How to complete this task —
Your answer should hold all lines of the entries that include the word "Mittwoch".

(Data shown Opens)

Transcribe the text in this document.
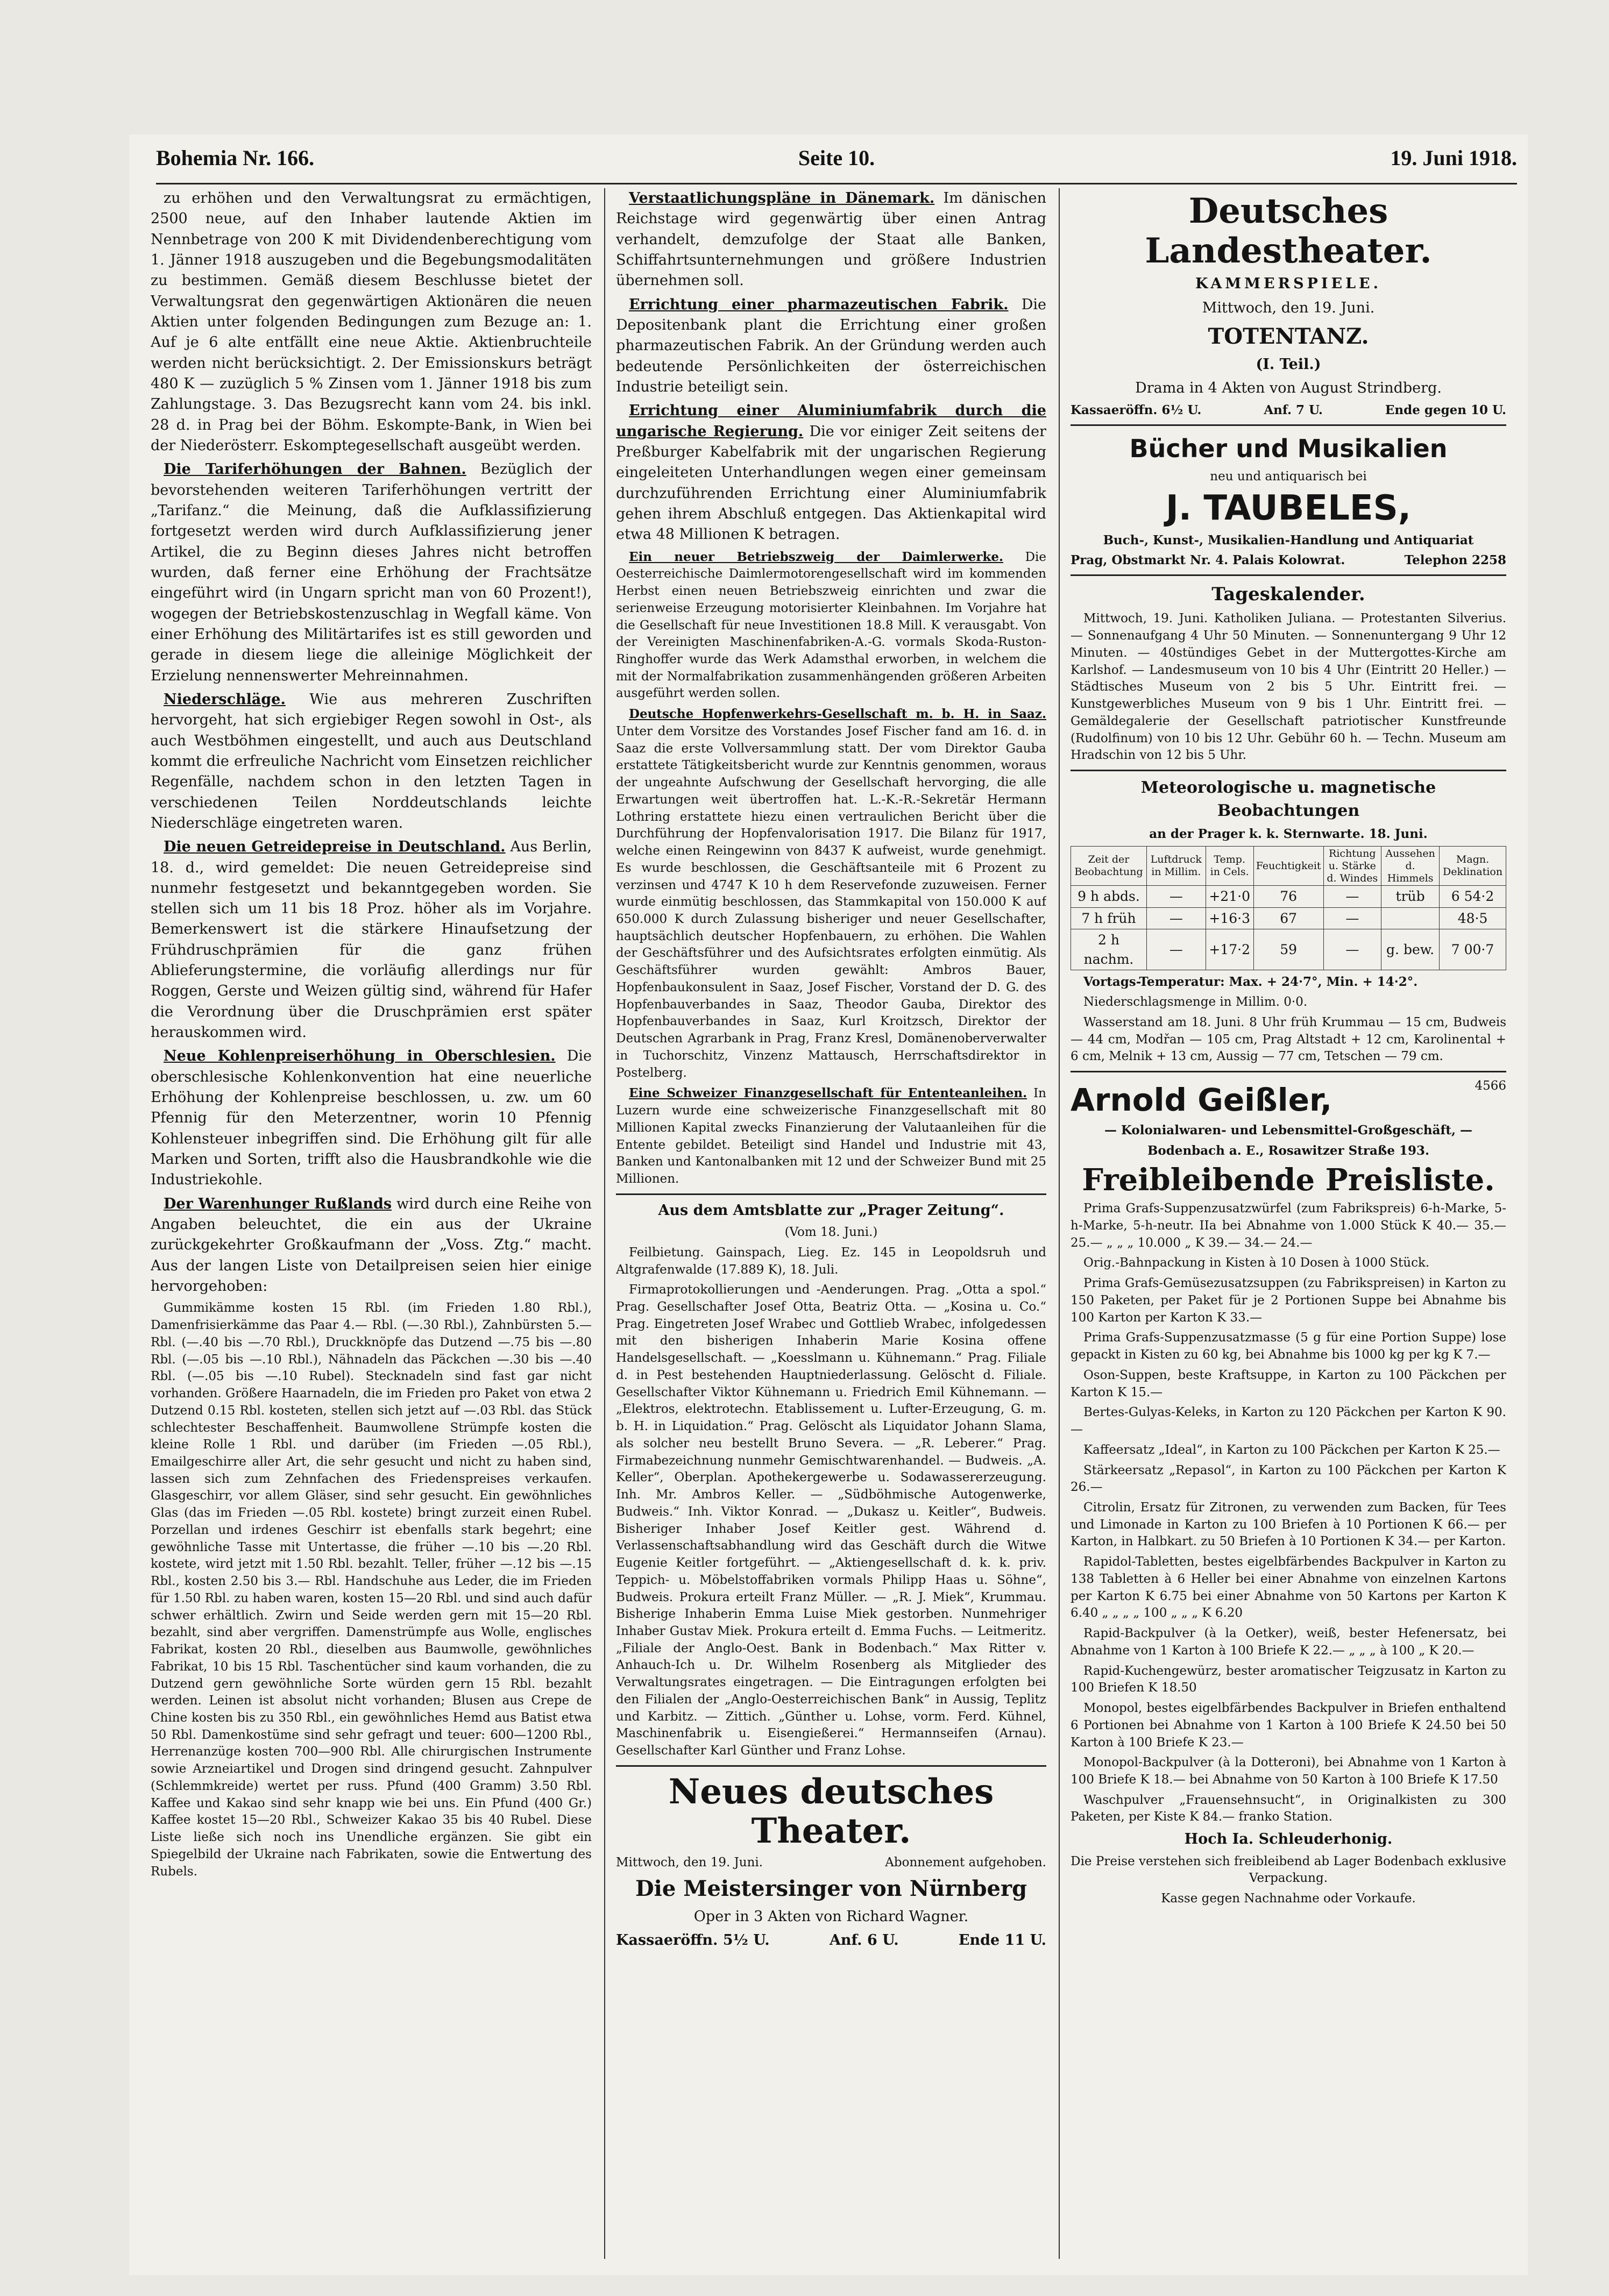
Bohemia Nr. 166.	Seite 10.	19. Juni 1918.

zu erhöhen und den Verwaltungsrat zu ermächtigen, 2500 neue, auf den Inhaber lautende Aktien im Nennbetrage von 200 K mit Dividendenberechtigung vom 1. Jänner 1918 auszugeben und die Begebungsmodalitäten zu bestimmen. Gemäß diesem Beschlusse bietet der Verwaltungsrat den gegenwärtigen Aktionären die neuen Aktien unter folgenden Bedingungen zum Bezuge an: 1. Auf je 6 alte entfällt eine neue Aktie. Aktienbruchteile werden nicht berücksichtigt. 2. Der Emissionskurs beträgt 480 K — zuzüglich 5 % Zinsen vom 1. Jänner 1918 bis zum Zahlungstage. 3. Das Bezugsrecht kann vom 24. bis inkl. 28 d. in Prag bei der Böhm. Eskompte-Bank, in Wien bei der Niederösterr. Eskomptegesellschaft ausgeübt werden.

Die Tariferhöhungen der Bahnen. Bezüglich der bevorstehenden weiteren Tariferhöhungen vertritt der „Tarifanz.“ die Meinung, daß die Aufklassifizierung fortgesetzt werden wird durch Aufklassifizierung jener Artikel, die zu Beginn dieses Jahres nicht betroffen wurden, daß ferner eine Erhöhung der Frachtsätze eingeführt wird (in Ungarn spricht man von 60 Prozent!), wogegen der Betriebskostenzuschlag in Wegfall käme. Von einer Erhöhung des Militärtarifes ist es still geworden und gerade in diesem liege die alleinige Möglichkeit der Erzielung nennenswerter Mehreinnahmen.

Niederschläge. Wie aus mehreren Zuschriften hervorgeht, hat sich ergiebiger Regen sowohl in Ost-, als auch Westböhmen eingestellt, und auch aus Deutschland kommt die erfreuliche Nachricht vom Einsetzen reichlicher Regenfälle, nachdem schon in den letzten Tagen in verschiedenen Teilen Norddeutschlands leichte Niederschläge eingetreten waren.

Die neuen Getreidepreise in Deutschland. Aus Berlin, 18. d., wird gemeldet: Die neuen Getreidepreise sind nunmehr festgesetzt und bekanntgegeben worden. Sie stellen sich um 11 bis 18 Proz. höher als im Vorjahre. Bemerkenswert ist die stärkere Hinaufsetzung der Frühdruschprämien für die ganz frühen Ablieferungstermine, die vorläufig allerdings nur für Roggen, Gerste und Weizen gültig sind, während für Hafer die Verordnung über die Druschprämien erst später herauskommen wird.

Neue Kohlenpreiserhöhung in Oberschlesien. Die oberschlesische Kohlenkonvention hat eine neuerliche Erhöhung der Kohlenpreise beschlossen, u. zw. um 60 Pfennig für den Meterzentner, worin 10 Pfennig Kohlensteuer inbegriffen sind. Die Erhöhung gilt für alle Marken und Sorten, trifft also die Hausbrandkohle wie die Industriekohle.

Der Warenhunger Rußlands wird durch eine Reihe von Angaben beleuchtet, die ein aus der Ukraine zurückgekehrter Großkaufmann der „Voss. Ztg.“ macht. Aus der langen Liste von Detailpreisen seien hier einige hervorgehoben:

Gummikämme kosten 15 Rbl. (im Frieden 1.80 Rbl.), Damenfrisierkämme das Paar 4.— Rbl. (—.30 Rbl.), Zahnbürsten 5.— Rbl. (—.40 bis —.70 Rbl.), Druckknöpfe das Dutzend —.75 bis —.80 Rbl. (—.05 bis —.10 Rbl.), Nähnadeln das Päckchen —.30 bis —.40 Rbl. (—.05 bis —.10 Rubel). Stecknadeln sind fast gar nicht vorhanden. Größere Haarnadeln, die im Frieden pro Paket von etwa 2 Dutzend 0.15 Rbl. kosteten, stellen sich jetzt auf —.03 Rbl. das Stück schlechtester Beschaffenheit. Baumwollene Strümpfe kosten die kleine Rolle 1 Rbl. und darüber (im Frieden —.05 Rbl.), Emailgeschirre aller Art, die sehr gesucht und nicht zu haben sind, lassen sich zum Zehnfachen des Friedenspreises verkaufen. Glasgeschirr, vor allem Gläser, sind sehr gesucht. Ein gewöhnliches Glas (das im Frieden —.05 Rbl. kostete) bringt zurzeit einen Rubel. Porzellan und irdenes Geschirr ist ebenfalls stark begehrt; eine gewöhnliche Tasse mit Untertasse, die früher —.10 bis —.20 Rbl. kostete, wird jetzt mit 1.50 Rbl. bezahlt. Teller, früher —.12 bis —.15 Rbl., kosten 2.50 bis 3.— Rbl. Handschuhe aus Leder, die im Frieden für 1.50 Rbl. zu haben waren, kosten 15—20 Rbl. und sind auch dafür schwer erhältlich. Zwirn und Seide werden gern mit 15—20 Rbl. bezahlt, sind aber vergriffen. Damenstrümpfe aus Wolle, englisches Fabrikat, kosten 20 Rbl., dieselben aus Baumwolle, gewöhnliches Fabrikat, 10 bis 15 Rbl. Taschentücher sind kaum vorhanden, die zu Dutzend gern gewöhnliche Sorte würden gern 15 Rbl. bezahlt werden. Leinen ist absolut nicht vorhanden; Blusen aus Crepe de Chine kosten bis zu 350 Rbl., ein gewöhnliches Hemd aus Batist etwa 50 Rbl. Damenkostüme sind sehr gefragt und teuer: 600—1200 Rbl., Herrenanzüge kosten 700—900 Rbl. Alle chirurgischen Instrumente sowie Arzneiartikel und Drogen sind dringend gesucht. Zahnpulver (Schlemmkreide) wertet per russ. Pfund (400 Gramm) 3.50 Rbl. Kaffee und Kakao sind sehr knapp wie bei uns. Ein Pfund (400 Gr.) Kaffee kostet 15—20 Rbl., Schweizer Kakao 35 bis 40 Rubel. Diese Liste ließe sich noch ins Unendliche ergänzen. Sie gibt ein Spiegelbild der Ukraine nach Fabrikaten, sowie die Entwertung des Rubels.

Verstaatlichungspläne in Dänemark. Im dänischen Reichstage wird gegenwärtig über einen Antrag verhandelt, demzufolge der Staat alle Banken, Schiffahrtsunternehmungen und größere Industrien übernehmen soll.

Errichtung einer pharmazeutischen Fabrik. Die Depositenbank plant die Errichtung einer großen pharmazeutischen Fabrik. An der Gründung werden auch bedeutende Persönlichkeiten der österreichischen Industrie beteiligt sein.

Errichtung einer Aluminiumfabrik durch die ungarische Regierung. Die vor einiger Zeit seitens der Preßburger Kabelfabrik mit der ungarischen Regierung eingeleiteten Unterhandlungen wegen einer gemeinsam durchzuführenden Errichtung einer Aluminiumfabrik gehen ihrem Abschluß entgegen. Das Aktienkapital wird etwa 48 Millionen K betragen.

Ein neuer Betriebszweig der Daimlerwerke. Die Oesterreichische Daimlermotorengesellschaft wird im kommenden Herbst einen neuen Betriebszweig einrichten und zwar die serienweise Erzeugung motorisierter Kleinbahnen. Im Vorjahre hat die Gesellschaft für neue Investitionen 18.8 Mill. K verausgabt. Von der Vereinigten Maschinenfabriken-A.-G. vormals Skoda-Ruston-Ringhoffer wurde das Werk Adamsthal erworben, in welchem die mit der Normalfabrikation zusammenhängenden größeren Arbeiten ausgeführt werden sollen.

Deutsche Hopfenwerkehrs-Gesellschaft m. b. H. in Saaz. Unter dem Vorsitze des Vorstandes Josef Fischer fand am 16. d. in Saaz die erste Vollversammlung statt. Der vom Direktor Gauba erstattete Tätigkeitsbericht wurde zur Kenntnis genommen, woraus der ungeahnte Aufschwung der Gesellschaft hervorging, die alle Erwartungen weit übertroffen hat. L.-K.-R.-Sekretär Hermann Lothring erstattete hiezu einen vertraulichen Bericht über die Durchführung der Hopfenvalorisation 1917. Die Bilanz für 1917, welche einen Reingewinn von 8437 K aufweist, wurde genehmigt. Es wurde beschlossen, die Geschäftsanteile mit 6 Prozent zu verzinsen und 4747 K 10 h dem Reservefonde zuzuweisen. Ferner wurde einmütig beschlossen, das Stammkapital von 150.000 K auf 650.000 K durch Zulassung bisheriger und neuer Gesellschafter, hauptsächlich deutscher Hopfenbauern, zu erhöhen. Die Wahlen der Geschäftsführer und des Aufsichtsrates erfolgten einmütig. Als Geschäftsführer wurden gewählt: Ambros Bauer, Hopfenbaukonsulent in Saaz, Josef Fischer, Vorstand der D. G. des Hopfenbauverbandes in Saaz, Theodor Gauba, Direktor des Hopfenbauverbandes in Saaz, Kurl Kroitzsch, Direktor der Deutschen Agrarbank in Prag, Franz Kresl, Domänenoberverwalter in Tuchorschitz, Vinzenz Mattausch, Herrschaftsdirektor in Postelberg.

Eine Schweizer Finanzgesellschaft für Ententeanleihen. In Luzern wurde eine schweizerische Finanzgesellschaft mit 80 Millionen Kapital zwecks Finanzierung der Valutaanleihen für die Entente gebildet. Beteiligt sind Handel und Industrie mit 43, Banken und Kantonalbanken mit 12 und der Schweizer Bund mit 25 Millionen.

Aus dem Amtsblatte zur „Prager Zeitung“.

(Vom 18. Juni.)

Feilbietung. Gainspach, Lieg. Ez. 145 in Leopoldsruh und Altgrafenwalde (17.889 K), 18. Juli.

Firmaprotokollierungen und -Aenderungen. Prag. „Otta a spol.“ Prag. Gesellschafter Josef Otta, Beatriz Otta. — „Kosina u. Co.“ Prag. Eingetreten Josef Wrabec und Gottlieb Wrabec, infolgedessen mit den bisherigen Inhaberin Marie Kosina offene Handelsgesellschaft. — „Koesslmann u. Kühnemann.“ Prag. Filiale d. in Pest bestehenden Hauptniederlassung. Gelöscht d. Filiale. Gesellschafter Viktor Kühnemann u. Friedrich Emil Kühnemann. — „Elektros, elektrotechn. Etablissement u. Lufter-Erzeugung, G. m. b. H. in Liquidation.“ Prag. Gelöscht als Liquidator Johann Slama, als solcher neu bestellt Bruno Severa. — „R. Leberer.“ Prag. Firmabezeichnung nunmehr Gemischtwarenhandel. — Budweis. „A. Keller“, Oberplan. Apothekergewerbe u. Sodawassererzeugung. Inh. Mr. Ambros Keller. — „Südböhmische Autogenwerke, Budweis.“ Inh. Viktor Konrad. — „Dukasz u. Keitler“, Budweis. Bisheriger Inhaber Josef Keitler gest. Während d. Verlassenschaftsabhandlung wird das Geschäft durch die Witwe Eugenie Keitler fortgeführt. — „Aktiengesellschaft d. k. k. priv. Teppich- u. Möbelstoffabriken vormals Philipp Haas u. Söhne“, Budweis. Prokura erteilt Franz Müller. — „R. J. Miek“, Krummau. Bisherige Inhaberin Emma Luise Miek gestorben. Nunmehriger Inhaber Gustav Miek. Prokura erteilt d. Emma Fuchs. — Leitmeritz. „Filiale der Anglo-Oest. Bank in Bodenbach.“ Max Ritter v. Anhauch-Ich u. Dr. Wilhelm Rosenberg als Mitglieder des Verwaltungsrates eingetragen. — Die Eintragungen erfolgten bei den Filialen der „Anglo-Oesterreichischen Bank“ in Aussig, Teplitz und Karbitz. — Zittich. „Günther u. Lohse, vorm. Ferd. Kühnel, Maschinenfabrik u. Eisengießerei.“ Hermannseifen (Arnau). Gesellschafter Karl Günther und Franz Lohse.

Neues deutsches Theater.

Mittwoch, den 19. Juni.	Abonnement aufgehoben.

Die Meistersinger von Nürnberg

Oper in 3 Akten von Richard Wagner.

Kassaeröffn. 5½ U.	Anf. 6 U.	Ende 11 U.

Deutsches Landestheater.

KAMMERSPIELE.

Mittwoch, den 19. Juni.

TOTENTANZ.

(I. Teil.)

Drama in 4 Akten von August Strindberg.

Kassaeröffn. 6½ U.	Anf. 7 U.	Ende gegen 10 U.

Bücher und Musikalien

neu und antiquarisch bei

J. TAUBELES,

Buch-, Kunst-, Musikalien-Handlung und Antiquariat

Prag, Obstmarkt Nr. 4. Palais Kolowrat.	Telephon 2258

Tageskalender.

Mittwoch, 19. Juni. Katholiken Juliana. — Protestanten Silverius. — Sonnenaufgang 4 Uhr 50 Minuten. — Sonnenuntergang 9 Uhr 12 Minuten. — 40stündiges Gebet in der Muttergottes-Kirche am Karlshof. — Landesmuseum von 10 bis 4 Uhr (Eintritt 20 Heller.) — Städtisches Museum von 2 bis 5 Uhr. Eintritt frei. — Kunstgewerbliches Museum von 9 bis 1 Uhr. Eintritt frei. — Gemäldegalerie der Gesellschaft patriotischer Kunstfreunde (Rudolfinum) von 10 bis 12 Uhr. Gebühr 60 h. — Techn. Museum am Hradschin von 12 bis 5 Uhr.

Meteorologische u. magnetische Beobachtungen

an der Prager k. k. Sternwarte. 18. Juni.

Zeit der Beobachtung	Luftdruck in Millim.	Temp. in Cels.	Feuchtigkeit	Richtung u. Stärke d. Windes	Aussehen d. Himmels	Magn. Deklination
9 h abds.	—	+21·0	76	—	trüb	6 54·2
7 h früh	—	+16·3	67	—		48·5
2 h nachm.	—	+17·2	59	—	g. bew.	7 00·7

Vortags-Temperatur: Max. + 24·7°, Min. + 14·2°.

Niederschlagsmenge in Millim. 0·0.

Wasserstand am 18. Juni. 8 Uhr früh Krummau — 15 cm, Budweis — 44 cm, Modřan — 105 cm, Prag Altstadt + 12 cm, Karolinental + 6 cm, Melnik + 13 cm, Aussig — 77 cm, Tetschen — 79 cm.

Arnold Geißler,	4566

— Kolonialwaren- und Lebensmittel-Großgeschäft, —

Bodenbach a. E., Rosawitzer Straße 193.

Freibleibende Preisliste.

Prima Grafs-Suppenzusatzwürfel (zum Fabrikspreis) 6-h-Marke, 5-h-Marke, 5-h-neutr. IIa bei Abnahme von 1.000 Stück K 40.— 35.— 25.— „ „ „ 10.000 „ K 39.— 34.— 24.—

Orig.-Bahnpackung in Kisten à 10 Dosen à 1000 Stück.

Prima Grafs-Gemüsezusatzsuppen (zu Fabrikspreisen) in Karton zu 150 Paketen, per Paket für je 2 Portionen Suppe bei Abnahme bis 100 Karton per Karton K 33.—

Prima Grafs-Suppenzusatzmasse (5 g für eine Portion Suppe) lose gepackt in Kisten zu 60 kg, bei Abnahme bis 1000 kg per kg K 7.—

Oson-Suppen, beste Kraftsuppe, in Karton zu 100 Päckchen per Karton K 15.—

Bertes-Gulyas-Keleks, in Karton zu 120 Päckchen per Karton K 90.—

Kaffeersatz „Ideal“, in Karton zu 100 Päckchen per Karton K 25.—

Stärkeersatz „Repasol“, in Karton zu 100 Päckchen per Karton K 26.—

Citrolin, Ersatz für Zitronen, zu verwenden zum Backen, für Tees und Limonade in Karton zu 100 Briefen à 10 Portionen K 66.— per Karton, in Halbkart. zu 50 Briefen à 10 Portionen K 34.— per Karton.

Rapidol-Tabletten, bestes eigelbfärbendes Backpulver in Karton zu 138 Tabletten à 6 Heller bei einer Abnahme von einzelnen Kartons per Karton K 6.75 bei einer Abnahme von 50 Kartons per Karton K 6.40 „ „ „ „ 100 „ „ „ K 6.20

Rapid-Backpulver (à la Oetker), weiß, bester Hefenersatz, bei Abnahme von 1 Karton à 100 Briefe K 22.— „ „ „ à 100 „ K 20.—

Rapid-Kuchengewürz, bester aromatischer Teigzusatz in Karton zu 100 Briefen K 18.50

Monopol, bestes eigelbfärbendes Backpulver in Briefen enthaltend 6 Portionen bei Abnahme von 1 Karton à 100 Briefe K 24.50 bei 50 Karton à 100 Briefe K 23.—

Monopol-Backpulver (à la Dotteroni), bei Abnahme von 1 Karton à 100 Briefe K 18.— bei Abnahme von 50 Karton à 100 Briefe K 17.50

Waschpulver „Frauensehnsucht“, in Originalkisten zu 300 Paketen, per Kiste K 84.— franko Station.

Hoch Ia. Schleuderhonig.

Die Preise verstehen sich freibleibend ab Lager Bodenbach exklusive Verpackung.

Kasse gegen Nachnahme oder Vorkaufe.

(Data shown Closes)

Output below —
Mittwoch, den 19. Juni.	Abonnement aufgehoben.
Mittwoch, den 19. Juni.
Mittwoch, 19. Juni. Katholiken Juliana. — Protestanten Silverius. — Sonnenaufgang 4 Uhr 50 Minuten. — Sonnenuntergang 9 Uhr 12 Minuten. — 40stündiges Gebet in der Muttergottes-Kirche am Karlshof. — Landesmuseum von 10 bis 4 Uhr (Eintritt 20 Heller.) — Städtisches Museum von 2 bis 5 Uhr. Eintritt frei. — Kunstgewerbliches Museum von 9 bis 1 Uhr. Eintritt frei. — Gemäldegalerie der Gesellschaft patriotischer Kunstfreunde (Rudolfinum) von 10 bis 12 Uhr. Gebühr 60 h. — Techn. Museum am Hradschin von 12 bis 5 Uhr.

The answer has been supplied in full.